What is expected: Omit all pictures. Quote only the lines from the one with "Enumerate this screenshot's" through the end of the material below.

Stored data
━━━━━━━━━━━━━━━━
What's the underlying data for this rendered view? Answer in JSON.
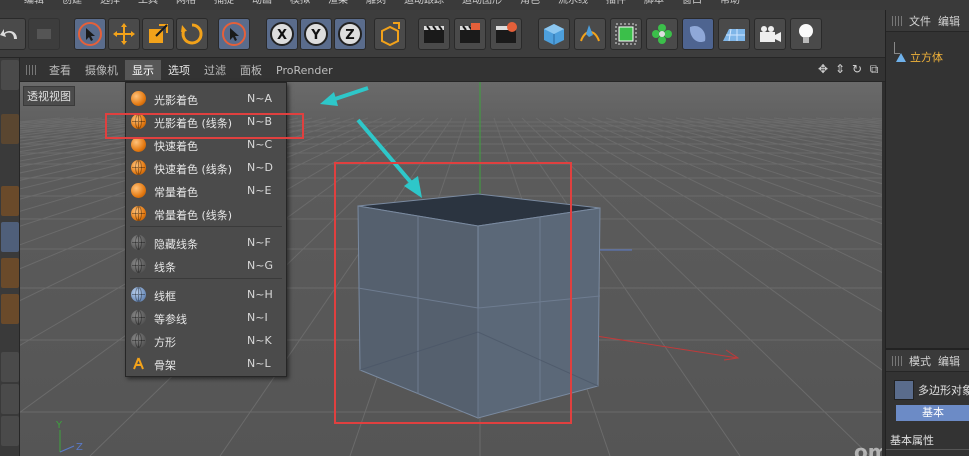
{
  "menubar": {
    "items": [
      "编辑",
      "创建",
      "选择",
      "工具",
      "网格",
      "捕捉",
      "动画",
      "模拟",
      "渲染",
      "雕刻",
      "运动跟踪",
      "运动图形",
      "角色",
      "流水线",
      "插件",
      "脚本",
      "窗口",
      "帮助"
    ]
  },
  "viewport": {
    "menu": [
      "查看",
      "摄像机",
      "显示",
      "选项",
      "过滤",
      "面板",
      "ProRender"
    ],
    "active_menu": "显示",
    "label": "透视视图",
    "axis_y": "Y",
    "axis_z": "Z",
    "watermark": "om"
  },
  "display_menu": {
    "items": [
      {
        "label": "光影着色",
        "shortcut": "N~A",
        "icon": "shaded-sphere-icon"
      },
      {
        "label": "光影着色 (线条)",
        "shortcut": "N~B",
        "icon": "shaded-lines-sphere-icon",
        "highlighted": true
      },
      {
        "label": "快速着色",
        "shortcut": "N~C",
        "icon": "quick-shading-icon"
      },
      {
        "label": "快速着色 (线条)",
        "shortcut": "N~D",
        "icon": "quick-shading-lines-icon"
      },
      {
        "label": "常量着色",
        "shortcut": "N~E",
        "icon": "constant-shading-icon"
      },
      {
        "label": "常量着色 (线条)",
        "shortcut": "",
        "icon": "constant-shading-lines-icon"
      },
      {
        "label": "隐藏线条",
        "shortcut": "N~F",
        "icon": "hidden-line-icon"
      },
      {
        "label": "线条",
        "shortcut": "N~G",
        "icon": "lines-icon"
      },
      {
        "label": "线框",
        "shortcut": "N~H",
        "icon": "wireframe-icon"
      },
      {
        "label": "等参线",
        "shortcut": "N~I",
        "icon": "isoparms-icon"
      },
      {
        "label": "方形",
        "shortcut": "N~K",
        "icon": "box-icon"
      },
      {
        "label": "骨架",
        "shortcut": "N~L",
        "icon": "skeleton-icon"
      }
    ]
  },
  "right_panel": {
    "tabs": [
      "文件",
      "编辑"
    ],
    "object_name": "立方体",
    "attr_tabs": [
      "模式",
      "编辑"
    ],
    "attr_object": "多边形对象",
    "attr_basic": "基本",
    "attr_section": "基本属性"
  },
  "colors": {
    "accent_orange": "#e47a12",
    "highlight_red": "#e0403f",
    "arrow_cyan": "#2ec7c9",
    "selection_blue": "#6c8bc6"
  }
}
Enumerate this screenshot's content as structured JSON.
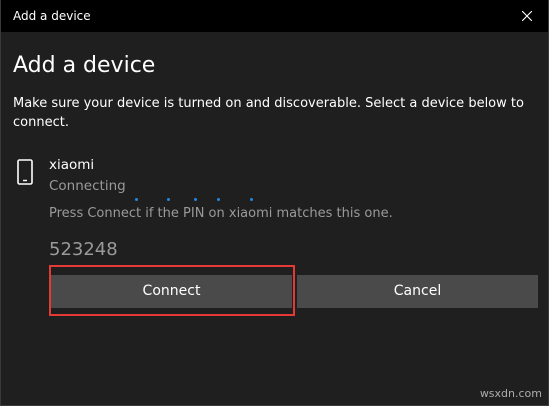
{
  "window": {
    "title": "Add a device"
  },
  "dialog": {
    "heading": "Add a device",
    "instructions": "Make sure your device is turned on and discoverable. Select a device below to connect."
  },
  "device": {
    "name": "xiaomi",
    "status": "Connecting",
    "icon": "phone-icon",
    "pin_prompt": "Press Connect if the PIN on xiaomi matches this one.",
    "pin": "523248"
  },
  "buttons": {
    "connect_label": "Connect",
    "cancel_label": "Cancel"
  },
  "watermark": "wsxdn.com",
  "colors": {
    "background": "#1f1f1f",
    "titlebar": "#000000",
    "button": "#4a4a4a",
    "highlight": "#e53935",
    "progress": "#1e88e5",
    "secondary_text": "#9a9a9a"
  }
}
━━━━━━━━━━━━━━━━
Correct result:
Enumerate this screenshot's content as structured JSON.
{
  "window": {
    "title": "Add a device"
  },
  "dialog": {
    "heading": "Add a device",
    "instructions": "Make sure your device is turned on and discoverable. Select a device below to connect."
  },
  "device": {
    "name": "xiaomi",
    "status": "Connecting",
    "icon": "phone-icon",
    "pin_prompt": "Press Connect if the PIN on xiaomi matches this one.",
    "pin": "523248"
  },
  "buttons": {
    "connect_label": "Connect",
    "cancel_label": "Cancel"
  },
  "watermark": "wsxdn.com",
  "colors": {
    "background": "#1f1f1f",
    "titlebar": "#000000",
    "button": "#4a4a4a",
    "highlight": "#e53935",
    "progress": "#1e88e5",
    "secondary_text": "#9a9a9a"
  }
}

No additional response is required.